▶ **What is required**: Give the entries again, word for word.

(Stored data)

=====

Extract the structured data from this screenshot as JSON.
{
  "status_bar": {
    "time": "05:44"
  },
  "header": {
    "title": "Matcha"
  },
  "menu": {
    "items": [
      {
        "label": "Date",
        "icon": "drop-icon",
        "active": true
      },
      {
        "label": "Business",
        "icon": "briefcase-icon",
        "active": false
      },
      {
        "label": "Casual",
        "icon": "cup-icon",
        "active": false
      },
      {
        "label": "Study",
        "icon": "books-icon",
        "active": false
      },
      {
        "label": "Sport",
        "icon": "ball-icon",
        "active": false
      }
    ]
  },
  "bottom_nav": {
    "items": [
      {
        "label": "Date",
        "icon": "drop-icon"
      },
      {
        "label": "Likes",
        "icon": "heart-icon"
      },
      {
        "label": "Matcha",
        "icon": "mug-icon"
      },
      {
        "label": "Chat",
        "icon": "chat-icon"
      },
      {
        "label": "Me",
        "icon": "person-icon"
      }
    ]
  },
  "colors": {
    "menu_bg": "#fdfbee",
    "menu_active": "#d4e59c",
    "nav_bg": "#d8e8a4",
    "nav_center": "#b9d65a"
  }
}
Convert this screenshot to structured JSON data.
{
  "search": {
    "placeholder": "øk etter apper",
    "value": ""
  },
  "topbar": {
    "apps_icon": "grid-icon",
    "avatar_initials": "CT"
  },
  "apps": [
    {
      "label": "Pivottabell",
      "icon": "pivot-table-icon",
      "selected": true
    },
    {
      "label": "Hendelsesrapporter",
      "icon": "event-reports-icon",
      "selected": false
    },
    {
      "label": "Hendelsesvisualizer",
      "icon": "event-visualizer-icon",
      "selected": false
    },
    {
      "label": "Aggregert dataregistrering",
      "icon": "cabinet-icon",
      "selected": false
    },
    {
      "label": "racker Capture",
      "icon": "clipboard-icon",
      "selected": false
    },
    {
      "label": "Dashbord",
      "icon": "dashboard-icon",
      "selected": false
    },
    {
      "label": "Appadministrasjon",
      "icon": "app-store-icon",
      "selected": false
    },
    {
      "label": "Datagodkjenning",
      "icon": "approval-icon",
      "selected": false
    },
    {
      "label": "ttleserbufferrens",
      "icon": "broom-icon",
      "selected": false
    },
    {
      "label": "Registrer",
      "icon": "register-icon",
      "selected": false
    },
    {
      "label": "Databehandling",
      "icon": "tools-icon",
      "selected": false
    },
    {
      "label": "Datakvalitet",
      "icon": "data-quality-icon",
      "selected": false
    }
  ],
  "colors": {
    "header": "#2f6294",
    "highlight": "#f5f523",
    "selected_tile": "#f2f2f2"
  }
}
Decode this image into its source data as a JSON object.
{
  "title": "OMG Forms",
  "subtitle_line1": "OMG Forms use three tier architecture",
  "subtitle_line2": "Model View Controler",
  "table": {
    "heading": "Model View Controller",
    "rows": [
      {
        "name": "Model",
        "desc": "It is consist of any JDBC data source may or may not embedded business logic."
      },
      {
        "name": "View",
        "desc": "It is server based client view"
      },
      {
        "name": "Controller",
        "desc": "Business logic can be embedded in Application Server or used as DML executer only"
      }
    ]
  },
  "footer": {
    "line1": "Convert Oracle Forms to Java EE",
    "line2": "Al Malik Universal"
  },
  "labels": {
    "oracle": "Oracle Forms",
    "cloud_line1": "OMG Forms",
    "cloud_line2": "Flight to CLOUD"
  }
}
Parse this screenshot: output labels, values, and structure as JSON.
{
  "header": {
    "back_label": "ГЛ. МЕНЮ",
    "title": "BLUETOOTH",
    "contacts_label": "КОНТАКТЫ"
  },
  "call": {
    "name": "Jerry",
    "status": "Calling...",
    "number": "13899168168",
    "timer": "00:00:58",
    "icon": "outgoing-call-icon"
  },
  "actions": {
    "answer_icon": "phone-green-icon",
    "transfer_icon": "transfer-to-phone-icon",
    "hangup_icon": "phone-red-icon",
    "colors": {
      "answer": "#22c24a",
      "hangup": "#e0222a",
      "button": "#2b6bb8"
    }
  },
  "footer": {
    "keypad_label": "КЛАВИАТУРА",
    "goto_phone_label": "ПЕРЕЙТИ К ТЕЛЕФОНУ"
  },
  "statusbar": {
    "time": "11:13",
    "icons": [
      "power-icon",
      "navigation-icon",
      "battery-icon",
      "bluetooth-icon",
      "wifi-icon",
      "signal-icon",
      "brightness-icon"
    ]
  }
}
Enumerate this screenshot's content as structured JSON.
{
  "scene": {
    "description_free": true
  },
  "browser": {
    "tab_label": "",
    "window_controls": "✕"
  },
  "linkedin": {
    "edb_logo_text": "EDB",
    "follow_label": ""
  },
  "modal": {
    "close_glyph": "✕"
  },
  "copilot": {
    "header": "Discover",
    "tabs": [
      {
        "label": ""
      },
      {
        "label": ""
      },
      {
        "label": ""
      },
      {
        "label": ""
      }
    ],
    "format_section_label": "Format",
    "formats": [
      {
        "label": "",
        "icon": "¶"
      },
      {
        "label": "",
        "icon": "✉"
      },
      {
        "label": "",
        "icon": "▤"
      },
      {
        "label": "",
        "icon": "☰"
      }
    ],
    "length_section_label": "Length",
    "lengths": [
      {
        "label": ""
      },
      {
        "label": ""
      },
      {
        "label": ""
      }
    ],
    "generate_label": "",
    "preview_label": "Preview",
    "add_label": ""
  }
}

=====

▶ **Solution**:
Extract the structured data from this screenshot as JSON.
{
  "status_bar": {
    "time": "05:44"
  },
  "header": {
    "title": "Matcha"
  },
  "menu": {
    "items": [
      {
        "label": "Date",
        "icon": "drop-icon",
        "active": true
      },
      {
        "label": "Business",
        "icon": "briefcase-icon",
        "active": false
      },
      {
        "label": "Casual",
        "icon": "cup-icon",
        "active": false
      },
      {
        "label": "Study",
        "icon": "books-icon",
        "active": false
      },
      {
        "label": "Sport",
        "icon": "ball-icon",
        "active": false
      }
    ]
  },
  "bottom_nav": {
    "items": [
      {
        "label": "Date",
        "icon": "drop-icon"
      },
      {
        "label": "Likes",
        "icon": "heart-icon"
      },
      {
        "label": "Matcha",
        "icon": "mug-icon"
      },
      {
        "label": "Chat",
        "icon": "chat-icon"
      },
      {
        "label": "Me",
        "icon": "person-icon"
      }
    ]
  },
  "colors": {
    "menu_bg": "#fdfbee",
    "menu_active": "#d4e59c",
    "nav_bg": "#d8e8a4",
    "nav_center": "#b9d65a"
  }
}
Convert this screenshot to structured JSON data.
{
  "search": {
    "placeholder": "øk etter apper",
    "value": ""
  },
  "topbar": {
    "apps_icon": "grid-icon",
    "avatar_initials": "CT"
  },
  "apps": [
    {
      "label": "Pivottabell",
      "icon": "pivot-table-icon",
      "selected": true
    },
    {
      "label": "Hendelsesrapporter",
      "icon": "event-reports-icon",
      "selected": false
    },
    {
      "label": "Hendelsesvisualizer",
      "icon": "event-visualizer-icon",
      "selected": false
    },
    {
      "label": "Aggregert dataregistrering",
      "icon": "cabinet-icon",
      "selected": false
    },
    {
      "label": "racker Capture",
      "icon": "clipboard-icon",
      "selected": false
    },
    {
      "label": "Dashbord",
      "icon": "dashboard-icon",
      "selected": false
    },
    {
      "label": "Appadministrasjon",
      "icon": "app-store-icon",
      "selected": false
    },
    {
      "label": "Datagodkjenning",
      "icon": "approval-icon",
      "selected": false
    },
    {
      "label": "ttleserbufferrens",
      "icon": "broom-icon",
      "selected": false
    },
    {
      "label": "Registrer",
      "icon": "register-icon",
      "selected": false
    },
    {
      "label": "Databehandling",
      "icon": "tools-icon",
      "selected": false
    },
    {
      "label": "Datakvalitet",
      "icon": "data-quality-icon",
      "selected": false
    }
  ],
  "colors": {
    "header": "#2f6294",
    "highlight": "#f5f523",
    "selected_tile": "#f2f2f2"
  }
}
Decode this image into its source data as a JSON object.
{
  "title": "OMG Forms",
  "subtitle_line1": "OMG Forms use three tier architecture",
  "subtitle_line2": "Model View Controler",
  "table": {
    "heading": "Model View Controller",
    "rows": [
      {
        "name": "Model",
        "desc": "It is consist of any JDBC data source may or may not embedded business logic."
      },
      {
        "name": "View",
        "desc": "It is server based client view"
      },
      {
        "name": "Controller",
        "desc": "Business logic can be embedded in Application Server or used as DML executer only"
      }
    ]
  },
  "footer": {
    "line1": "Convert Oracle Forms to Java EE",
    "line2": "Al Malik Universal"
  },
  "labels": {
    "oracle": "Oracle Forms",
    "cloud_line1": "OMG Forms",
    "cloud_line2": "Flight to CLOUD"
  }
}
Parse this screenshot: output labels, values, and structure as JSON.
{
  "header": {
    "back_label": "ГЛ. МЕНЮ",
    "title": "BLUETOOTH",
    "contacts_label": "КОНТАКТЫ"
  },
  "call": {
    "name": "Jerry",
    "status": "Calling...",
    "number": "13899168168",
    "timer": "00:00:58",
    "icon": "outgoing-call-icon"
  },
  "actions": {
    "answer_icon": "phone-green-icon",
    "transfer_icon": "transfer-to-phone-icon",
    "hangup_icon": "phone-red-icon",
    "colors": {
      "answer": "#22c24a",
      "hangup": "#e0222a",
      "button": "#2b6bb8"
    }
  },
  "footer": {
    "keypad_label": "КЛАВИАТУРА",
    "goto_phone_label": "ПЕРЕЙТИ К ТЕЛЕФОНУ"
  },
  "statusbar": {
    "time": "11:13",
    "icons": [
      "power-icon",
      "navigation-icon",
      "battery-icon",
      "bluetooth-icon",
      "wifi-icon",
      "signal-icon",
      "brightness-icon"
    ]
  }
}
Enumerate this screenshot's content as structured JSON.
{
  "scene": {
    "description_free": true
  },
  "browser": {
    "tab_label": "",
    "window_controls": "✕"
  },
  "linkedin": {
    "edb_logo_text": "EDB",
    "follow_label": ""
  },
  "modal": {
    "close_glyph": "✕"
  },
  "copilot": {
    "header": "Discover",
    "tabs": [
      {
        "label": ""
      },
      {
        "label": ""
      },
      {
        "label": ""
      },
      {
        "label": ""
      }
    ],
    "format_section_label": "Format",
    "formats": [
      {
        "label": "",
        "icon": "¶"
      },
      {
        "label": "",
        "icon": "✉"
      },
      {
        "label": "",
        "icon": "▤"
      },
      {
        "label": "",
        "icon": "☰"
      }
    ],
    "length_section_label": "Length",
    "lengths": [
      {
        "label": ""
      },
      {
        "label": ""
      },
      {
        "label": ""
      }
    ],
    "generate_label": "",
    "preview_label": "Preview",
    "add_label": ""
  }
}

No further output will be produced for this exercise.